** begin Entries **

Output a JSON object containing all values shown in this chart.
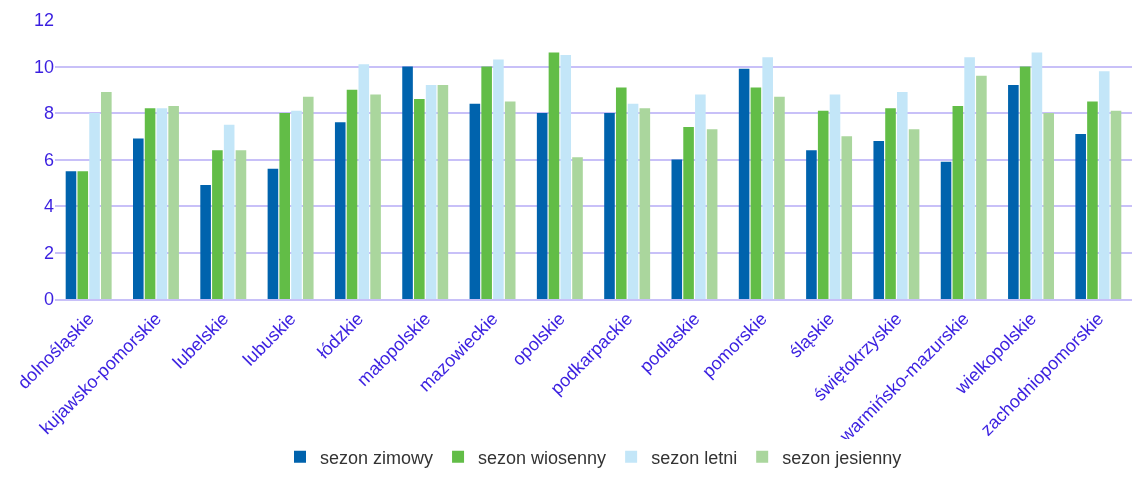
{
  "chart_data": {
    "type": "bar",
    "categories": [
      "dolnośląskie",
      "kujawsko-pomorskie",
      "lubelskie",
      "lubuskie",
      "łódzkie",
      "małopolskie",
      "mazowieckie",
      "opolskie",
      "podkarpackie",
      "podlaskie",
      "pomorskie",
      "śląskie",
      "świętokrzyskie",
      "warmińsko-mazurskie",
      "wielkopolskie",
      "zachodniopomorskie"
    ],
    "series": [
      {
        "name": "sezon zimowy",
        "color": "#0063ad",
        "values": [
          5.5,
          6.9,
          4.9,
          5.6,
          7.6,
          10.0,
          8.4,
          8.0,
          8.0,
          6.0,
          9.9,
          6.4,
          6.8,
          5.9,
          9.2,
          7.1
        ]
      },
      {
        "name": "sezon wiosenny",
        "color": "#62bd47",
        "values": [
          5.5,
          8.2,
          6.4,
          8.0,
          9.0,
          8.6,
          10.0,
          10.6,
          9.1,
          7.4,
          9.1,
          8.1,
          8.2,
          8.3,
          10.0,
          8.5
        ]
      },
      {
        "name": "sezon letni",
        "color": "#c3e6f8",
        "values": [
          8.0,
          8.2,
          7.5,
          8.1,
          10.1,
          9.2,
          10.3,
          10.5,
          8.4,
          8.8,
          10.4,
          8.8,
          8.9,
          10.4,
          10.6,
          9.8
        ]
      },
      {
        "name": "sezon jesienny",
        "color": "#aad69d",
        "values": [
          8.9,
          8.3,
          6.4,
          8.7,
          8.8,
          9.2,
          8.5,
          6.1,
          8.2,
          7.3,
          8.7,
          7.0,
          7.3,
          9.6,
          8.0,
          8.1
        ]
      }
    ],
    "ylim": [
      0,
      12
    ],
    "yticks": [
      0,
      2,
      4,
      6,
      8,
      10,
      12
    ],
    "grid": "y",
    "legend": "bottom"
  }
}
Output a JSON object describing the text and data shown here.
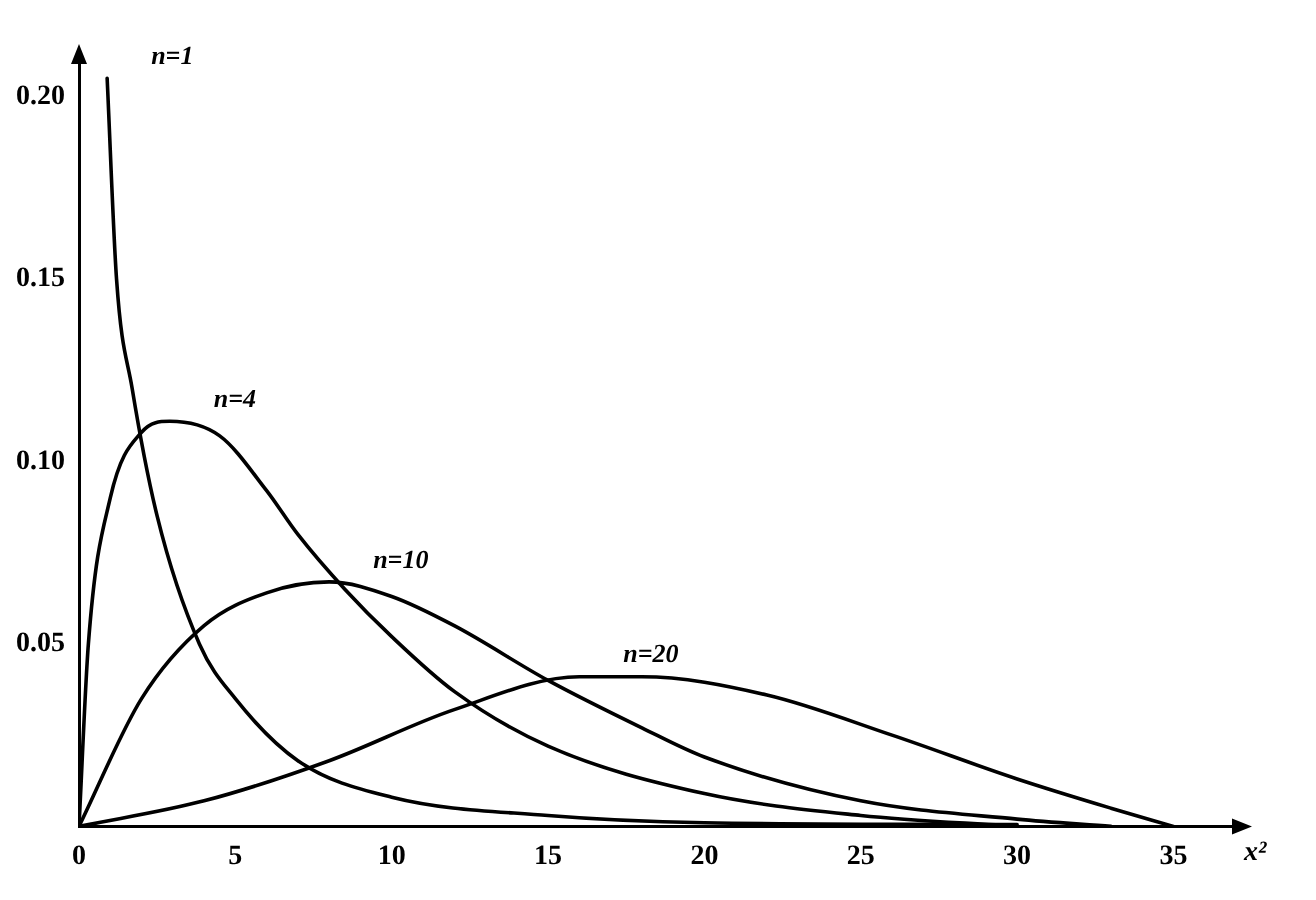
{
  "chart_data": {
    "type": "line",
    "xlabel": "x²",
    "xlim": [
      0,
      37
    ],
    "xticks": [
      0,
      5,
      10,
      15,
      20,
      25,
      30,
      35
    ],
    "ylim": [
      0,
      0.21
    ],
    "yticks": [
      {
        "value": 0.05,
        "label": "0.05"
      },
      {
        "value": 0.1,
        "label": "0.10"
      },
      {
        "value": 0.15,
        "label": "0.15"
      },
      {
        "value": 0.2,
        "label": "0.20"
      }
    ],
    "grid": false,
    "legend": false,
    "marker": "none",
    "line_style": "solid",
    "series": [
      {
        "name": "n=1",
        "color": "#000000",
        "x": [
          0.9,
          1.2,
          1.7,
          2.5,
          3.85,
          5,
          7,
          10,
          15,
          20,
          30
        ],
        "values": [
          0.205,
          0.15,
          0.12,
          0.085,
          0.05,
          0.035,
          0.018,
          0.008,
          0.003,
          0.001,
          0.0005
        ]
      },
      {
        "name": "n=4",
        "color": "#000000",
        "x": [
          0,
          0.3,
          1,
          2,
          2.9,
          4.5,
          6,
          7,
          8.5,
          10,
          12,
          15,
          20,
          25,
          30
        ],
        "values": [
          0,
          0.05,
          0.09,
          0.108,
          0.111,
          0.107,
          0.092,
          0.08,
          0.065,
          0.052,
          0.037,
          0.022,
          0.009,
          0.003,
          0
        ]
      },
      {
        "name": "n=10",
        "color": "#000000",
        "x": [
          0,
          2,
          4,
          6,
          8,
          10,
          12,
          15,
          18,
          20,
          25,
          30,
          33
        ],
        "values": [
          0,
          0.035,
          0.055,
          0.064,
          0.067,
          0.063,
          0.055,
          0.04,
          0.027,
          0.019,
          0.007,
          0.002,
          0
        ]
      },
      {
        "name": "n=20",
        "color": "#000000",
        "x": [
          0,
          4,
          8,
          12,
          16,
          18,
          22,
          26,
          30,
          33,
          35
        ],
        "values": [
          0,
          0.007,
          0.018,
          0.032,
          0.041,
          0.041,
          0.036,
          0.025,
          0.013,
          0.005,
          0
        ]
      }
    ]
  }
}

** end Entries **

(Written instruction):
Output the records above exactly as they are, leaving out the pictures.

(Worked solution):
Output a JSON object containing all values shown in this chart.
{
  "chart_data": {
    "type": "bar",
    "categories": [
      "dolnośląskie",
      "kujawsko-pomorskie",
      "lubelskie",
      "lubuskie",
      "łódzkie",
      "małopolskie",
      "mazowieckie",
      "opolskie",
      "podkarpackie",
      "podlaskie",
      "pomorskie",
      "śląskie",
      "świętokrzyskie",
      "warmińsko-mazurskie",
      "wielkopolskie",
      "zachodniopomorskie"
    ],
    "series": [
      {
        "name": "sezon zimowy",
        "color": "#0063ad",
        "values": [
          5.5,
          6.9,
          4.9,
          5.6,
          7.6,
          10.0,
          8.4,
          8.0,
          8.0,
          6.0,
          9.9,
          6.4,
          6.8,
          5.9,
          9.2,
          7.1
        ]
      },
      {
        "name": "sezon wiosenny",
        "color": "#62bd47",
        "values": [
          5.5,
          8.2,
          6.4,
          8.0,
          9.0,
          8.6,
          10.0,
          10.6,
          9.1,
          7.4,
          9.1,
          8.1,
          8.2,
          8.3,
          10.0,
          8.5
        ]
      },
      {
        "name": "sezon letni",
        "color": "#c3e6f8",
        "values": [
          8.0,
          8.2,
          7.5,
          8.1,
          10.1,
          9.2,
          10.3,
          10.5,
          8.4,
          8.8,
          10.4,
          8.8,
          8.9,
          10.4,
          10.6,
          9.8
        ]
      },
      {
        "name": "sezon jesienny",
        "color": "#aad69d",
        "values": [
          8.9,
          8.3,
          6.4,
          8.7,
          8.8,
          9.2,
          8.5,
          6.1,
          8.2,
          7.3,
          8.7,
          7.0,
          7.3,
          9.6,
          8.0,
          8.1
        ]
      }
    ],
    "ylim": [
      0,
      12
    ],
    "yticks": [
      0,
      2,
      4,
      6,
      8,
      10,
      12
    ],
    "grid": "y",
    "legend": "bottom"
  }
}
Output a JSON object describing the text and data shown here.
{
  "chart_data": {
    "type": "line",
    "xlabel": "x²",
    "xlim": [
      0,
      37
    ],
    "xticks": [
      0,
      5,
      10,
      15,
      20,
      25,
      30,
      35
    ],
    "ylim": [
      0,
      0.21
    ],
    "yticks": [
      {
        "value": 0.05,
        "label": "0.05"
      },
      {
        "value": 0.1,
        "label": "0.10"
      },
      {
        "value": 0.15,
        "label": "0.15"
      },
      {
        "value": 0.2,
        "label": "0.20"
      }
    ],
    "grid": false,
    "legend": false,
    "marker": "none",
    "line_style": "solid",
    "series": [
      {
        "name": "n=1",
        "color": "#000000",
        "x": [
          0.9,
          1.2,
          1.7,
          2.5,
          3.85,
          5,
          7,
          10,
          15,
          20,
          30
        ],
        "values": [
          0.205,
          0.15,
          0.12,
          0.085,
          0.05,
          0.035,
          0.018,
          0.008,
          0.003,
          0.001,
          0.0005
        ]
      },
      {
        "name": "n=4",
        "color": "#000000",
        "x": [
          0,
          0.3,
          1,
          2,
          2.9,
          4.5,
          6,
          7,
          8.5,
          10,
          12,
          15,
          20,
          25,
          30
        ],
        "values": [
          0,
          0.05,
          0.09,
          0.108,
          0.111,
          0.107,
          0.092,
          0.08,
          0.065,
          0.052,
          0.037,
          0.022,
          0.009,
          0.003,
          0
        ]
      },
      {
        "name": "n=10",
        "color": "#000000",
        "x": [
          0,
          2,
          4,
          6,
          8,
          10,
          12,
          15,
          18,
          20,
          25,
          30,
          33
        ],
        "values": [
          0,
          0.035,
          0.055,
          0.064,
          0.067,
          0.063,
          0.055,
          0.04,
          0.027,
          0.019,
          0.007,
          0.002,
          0
        ]
      },
      {
        "name": "n=20",
        "color": "#000000",
        "x": [
          0,
          4,
          8,
          12,
          16,
          18,
          22,
          26,
          30,
          33,
          35
        ],
        "values": [
          0,
          0.007,
          0.018,
          0.032,
          0.041,
          0.041,
          0.036,
          0.025,
          0.013,
          0.005,
          0
        ]
      }
    ]
  }
}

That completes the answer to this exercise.